### Stated problem
Transcribe the data that follows precisely, omitting nothing.

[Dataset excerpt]
-=-=-
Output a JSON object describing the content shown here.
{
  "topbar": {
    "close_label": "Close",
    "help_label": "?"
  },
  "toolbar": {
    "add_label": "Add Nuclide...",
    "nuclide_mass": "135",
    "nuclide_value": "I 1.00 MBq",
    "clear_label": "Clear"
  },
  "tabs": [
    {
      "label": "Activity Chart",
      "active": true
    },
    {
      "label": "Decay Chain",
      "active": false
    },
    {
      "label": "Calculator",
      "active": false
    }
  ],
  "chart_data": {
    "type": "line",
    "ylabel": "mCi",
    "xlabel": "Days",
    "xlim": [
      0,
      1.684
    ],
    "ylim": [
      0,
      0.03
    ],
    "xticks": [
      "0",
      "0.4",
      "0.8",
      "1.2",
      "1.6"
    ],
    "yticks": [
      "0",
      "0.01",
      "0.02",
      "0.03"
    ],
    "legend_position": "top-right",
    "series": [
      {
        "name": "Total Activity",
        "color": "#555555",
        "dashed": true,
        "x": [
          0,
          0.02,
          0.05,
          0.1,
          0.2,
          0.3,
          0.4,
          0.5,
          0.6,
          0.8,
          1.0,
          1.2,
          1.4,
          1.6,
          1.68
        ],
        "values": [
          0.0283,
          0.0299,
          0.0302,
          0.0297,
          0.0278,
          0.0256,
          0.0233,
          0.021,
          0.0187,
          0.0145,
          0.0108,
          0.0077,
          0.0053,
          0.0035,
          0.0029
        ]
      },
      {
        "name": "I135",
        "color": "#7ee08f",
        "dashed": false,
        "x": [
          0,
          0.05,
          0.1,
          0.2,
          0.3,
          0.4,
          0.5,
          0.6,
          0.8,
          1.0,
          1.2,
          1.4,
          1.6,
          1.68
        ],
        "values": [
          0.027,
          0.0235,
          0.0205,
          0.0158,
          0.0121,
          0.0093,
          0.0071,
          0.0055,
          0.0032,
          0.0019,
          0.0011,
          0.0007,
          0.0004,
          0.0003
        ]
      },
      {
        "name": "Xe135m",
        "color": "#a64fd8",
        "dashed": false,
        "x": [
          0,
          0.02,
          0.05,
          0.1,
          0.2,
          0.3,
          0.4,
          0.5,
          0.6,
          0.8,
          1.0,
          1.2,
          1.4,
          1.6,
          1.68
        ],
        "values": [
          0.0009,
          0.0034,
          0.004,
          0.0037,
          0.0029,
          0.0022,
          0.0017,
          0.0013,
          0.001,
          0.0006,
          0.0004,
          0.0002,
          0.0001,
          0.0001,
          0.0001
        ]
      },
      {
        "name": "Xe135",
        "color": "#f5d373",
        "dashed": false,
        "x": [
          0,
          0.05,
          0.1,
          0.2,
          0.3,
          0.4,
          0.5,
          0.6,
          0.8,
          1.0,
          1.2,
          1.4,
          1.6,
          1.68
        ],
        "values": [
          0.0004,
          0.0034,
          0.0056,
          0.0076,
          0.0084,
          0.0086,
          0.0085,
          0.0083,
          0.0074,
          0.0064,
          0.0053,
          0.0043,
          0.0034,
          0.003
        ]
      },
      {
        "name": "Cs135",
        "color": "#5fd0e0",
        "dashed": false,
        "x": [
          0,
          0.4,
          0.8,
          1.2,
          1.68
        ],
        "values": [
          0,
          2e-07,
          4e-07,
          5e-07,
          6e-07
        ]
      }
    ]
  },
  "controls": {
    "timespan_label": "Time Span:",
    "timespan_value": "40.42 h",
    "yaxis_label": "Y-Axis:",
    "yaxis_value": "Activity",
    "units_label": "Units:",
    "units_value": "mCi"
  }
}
-=-=-
### The answer
Output a JSON object describing the content shown here.
{
  "topbar": {
    "close_label": "Close",
    "help_label": "?"
  },
  "toolbar": {
    "add_label": "Add Nuclide...",
    "nuclide_mass": "135",
    "nuclide_value": "I 1.00 MBq",
    "clear_label": "Clear"
  },
  "tabs": [
    {
      "label": "Activity Chart",
      "active": true
    },
    {
      "label": "Decay Chain",
      "active": false
    },
    {
      "label": "Calculator",
      "active": false
    }
  ],
  "chart_data": {
    "type": "line",
    "ylabel": "mCi",
    "xlabel": "Days",
    "xlim": [
      0,
      1.684
    ],
    "ylim": [
      0,
      0.03
    ],
    "xticks": [
      "0",
      "0.4",
      "0.8",
      "1.2",
      "1.6"
    ],
    "yticks": [
      "0",
      "0.01",
      "0.02",
      "0.03"
    ],
    "legend_position": "top-right",
    "series": [
      {
        "name": "Total Activity",
        "color": "#555555",
        "dashed": true,
        "x": [
          0,
          0.02,
          0.05,
          0.1,
          0.2,
          0.3,
          0.4,
          0.5,
          0.6,
          0.8,
          1.0,
          1.2,
          1.4,
          1.6,
          1.68
        ],
        "values": [
          0.0283,
          0.0299,
          0.0302,
          0.0297,
          0.0278,
          0.0256,
          0.0233,
          0.021,
          0.0187,
          0.0145,
          0.0108,
          0.0077,
          0.0053,
          0.0035,
          0.0029
        ]
      },
      {
        "name": "I135",
        "color": "#7ee08f",
        "dashed": false,
        "x": [
          0,
          0.05,
          0.1,
          0.2,
          0.3,
          0.4,
          0.5,
          0.6,
          0.8,
          1.0,
          1.2,
          1.4,
          1.6,
          1.68
        ],
        "values": [
          0.027,
          0.0235,
          0.0205,
          0.0158,
          0.0121,
          0.0093,
          0.0071,
          0.0055,
          0.0032,
          0.0019,
          0.0011,
          0.0007,
          0.0004,
          0.0003
        ]
      },
      {
        "name": "Xe135m",
        "color": "#a64fd8",
        "dashed": false,
        "x": [
          0,
          0.02,
          0.05,
          0.1,
          0.2,
          0.3,
          0.4,
          0.5,
          0.6,
          0.8,
          1.0,
          1.2,
          1.4,
          1.6,
          1.68
        ],
        "values": [
          0.0009,
          0.0034,
          0.004,
          0.0037,
          0.0029,
          0.0022,
          0.0017,
          0.0013,
          0.001,
          0.0006,
          0.0004,
          0.0002,
          0.0001,
          0.0001,
          0.0001
        ]
      },
      {
        "name": "Xe135",
        "color": "#f5d373",
        "dashed": false,
        "x": [
          0,
          0.05,
          0.1,
          0.2,
          0.3,
          0.4,
          0.5,
          0.6,
          0.8,
          1.0,
          1.2,
          1.4,
          1.6,
          1.68
        ],
        "values": [
          0.0004,
          0.0034,
          0.0056,
          0.0076,
          0.0084,
          0.0086,
          0.0085,
          0.0083,
          0.0074,
          0.0064,
          0.0053,
          0.0043,
          0.0034,
          0.003
        ]
      },
      {
        "name": "Cs135",
        "color": "#5fd0e0",
        "dashed": false,
        "x": [
          0,
          0.4,
          0.8,
          1.2,
          1.68
        ],
        "values": [
          0,
          2e-07,
          4e-07,
          5e-07,
          6e-07
        ]
      }
    ]
  },
  "controls": {
    "timespan_label": "Time Span:",
    "timespan_value": "40.42 h",
    "yaxis_label": "Y-Axis:",
    "yaxis_value": "Activity",
    "units_label": "Units:",
    "units_value": "mCi"
  }
}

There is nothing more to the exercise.